--- Listed records ---
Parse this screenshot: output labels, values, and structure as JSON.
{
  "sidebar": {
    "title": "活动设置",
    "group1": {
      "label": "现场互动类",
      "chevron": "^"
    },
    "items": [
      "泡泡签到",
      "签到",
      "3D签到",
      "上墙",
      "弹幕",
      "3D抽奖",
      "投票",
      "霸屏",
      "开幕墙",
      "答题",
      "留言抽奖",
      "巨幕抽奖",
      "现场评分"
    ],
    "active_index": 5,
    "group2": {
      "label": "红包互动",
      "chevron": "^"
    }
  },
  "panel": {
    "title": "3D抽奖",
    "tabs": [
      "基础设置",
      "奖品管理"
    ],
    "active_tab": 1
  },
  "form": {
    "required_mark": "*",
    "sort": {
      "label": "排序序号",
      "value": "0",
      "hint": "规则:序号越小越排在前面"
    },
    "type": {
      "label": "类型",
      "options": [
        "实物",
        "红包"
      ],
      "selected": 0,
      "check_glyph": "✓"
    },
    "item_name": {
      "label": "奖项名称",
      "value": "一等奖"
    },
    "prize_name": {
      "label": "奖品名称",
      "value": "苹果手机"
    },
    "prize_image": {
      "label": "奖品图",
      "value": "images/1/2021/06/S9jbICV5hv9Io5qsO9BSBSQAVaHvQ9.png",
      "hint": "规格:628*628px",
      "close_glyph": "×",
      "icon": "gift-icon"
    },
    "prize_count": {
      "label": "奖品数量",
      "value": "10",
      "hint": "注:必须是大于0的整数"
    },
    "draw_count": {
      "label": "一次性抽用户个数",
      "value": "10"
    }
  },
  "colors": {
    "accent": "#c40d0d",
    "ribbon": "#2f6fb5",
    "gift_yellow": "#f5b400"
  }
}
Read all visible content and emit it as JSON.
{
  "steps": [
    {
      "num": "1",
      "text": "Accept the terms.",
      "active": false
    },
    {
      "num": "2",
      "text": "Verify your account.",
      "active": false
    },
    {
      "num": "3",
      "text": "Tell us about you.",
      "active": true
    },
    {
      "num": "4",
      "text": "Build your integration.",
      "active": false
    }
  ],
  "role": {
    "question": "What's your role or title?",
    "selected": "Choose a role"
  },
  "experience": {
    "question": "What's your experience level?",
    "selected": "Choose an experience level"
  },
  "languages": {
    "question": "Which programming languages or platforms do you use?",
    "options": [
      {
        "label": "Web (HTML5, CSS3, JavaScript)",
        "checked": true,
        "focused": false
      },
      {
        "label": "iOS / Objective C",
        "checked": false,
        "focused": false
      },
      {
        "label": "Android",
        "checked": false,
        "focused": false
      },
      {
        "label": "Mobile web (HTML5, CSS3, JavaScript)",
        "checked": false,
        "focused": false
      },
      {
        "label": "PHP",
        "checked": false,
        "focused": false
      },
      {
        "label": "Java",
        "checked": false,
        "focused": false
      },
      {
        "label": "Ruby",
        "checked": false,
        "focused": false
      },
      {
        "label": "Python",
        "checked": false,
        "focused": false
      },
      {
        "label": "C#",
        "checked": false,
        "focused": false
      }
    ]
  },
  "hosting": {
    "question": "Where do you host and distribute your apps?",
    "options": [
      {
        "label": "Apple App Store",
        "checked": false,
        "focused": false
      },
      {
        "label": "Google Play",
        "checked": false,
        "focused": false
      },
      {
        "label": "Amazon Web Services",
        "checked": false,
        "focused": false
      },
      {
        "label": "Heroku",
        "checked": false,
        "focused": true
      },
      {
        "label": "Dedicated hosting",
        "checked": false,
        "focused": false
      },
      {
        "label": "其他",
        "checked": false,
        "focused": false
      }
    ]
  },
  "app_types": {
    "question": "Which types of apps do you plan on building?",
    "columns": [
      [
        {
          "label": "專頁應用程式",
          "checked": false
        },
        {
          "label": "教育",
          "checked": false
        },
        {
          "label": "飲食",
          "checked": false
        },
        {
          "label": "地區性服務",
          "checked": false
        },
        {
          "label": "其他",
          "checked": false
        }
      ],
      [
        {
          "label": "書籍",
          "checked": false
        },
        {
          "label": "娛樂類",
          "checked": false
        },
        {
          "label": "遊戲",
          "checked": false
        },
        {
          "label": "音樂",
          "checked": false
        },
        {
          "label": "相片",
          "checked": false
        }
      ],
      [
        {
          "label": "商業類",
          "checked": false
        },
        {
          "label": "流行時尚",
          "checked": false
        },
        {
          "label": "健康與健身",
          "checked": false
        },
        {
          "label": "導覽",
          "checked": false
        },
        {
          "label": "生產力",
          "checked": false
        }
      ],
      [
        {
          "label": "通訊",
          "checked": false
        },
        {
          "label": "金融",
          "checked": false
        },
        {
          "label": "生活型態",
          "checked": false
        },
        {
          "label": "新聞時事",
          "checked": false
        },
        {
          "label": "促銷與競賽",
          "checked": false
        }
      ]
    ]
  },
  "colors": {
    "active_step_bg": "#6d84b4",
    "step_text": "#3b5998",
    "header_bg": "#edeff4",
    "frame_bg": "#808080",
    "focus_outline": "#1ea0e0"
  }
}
---
* [What you should do]: Using the records above, select and copy every line that has the word "Choose".

* [Exercise response]:
    "selected": "Choose a role"
    "selected": "Choose an experience level"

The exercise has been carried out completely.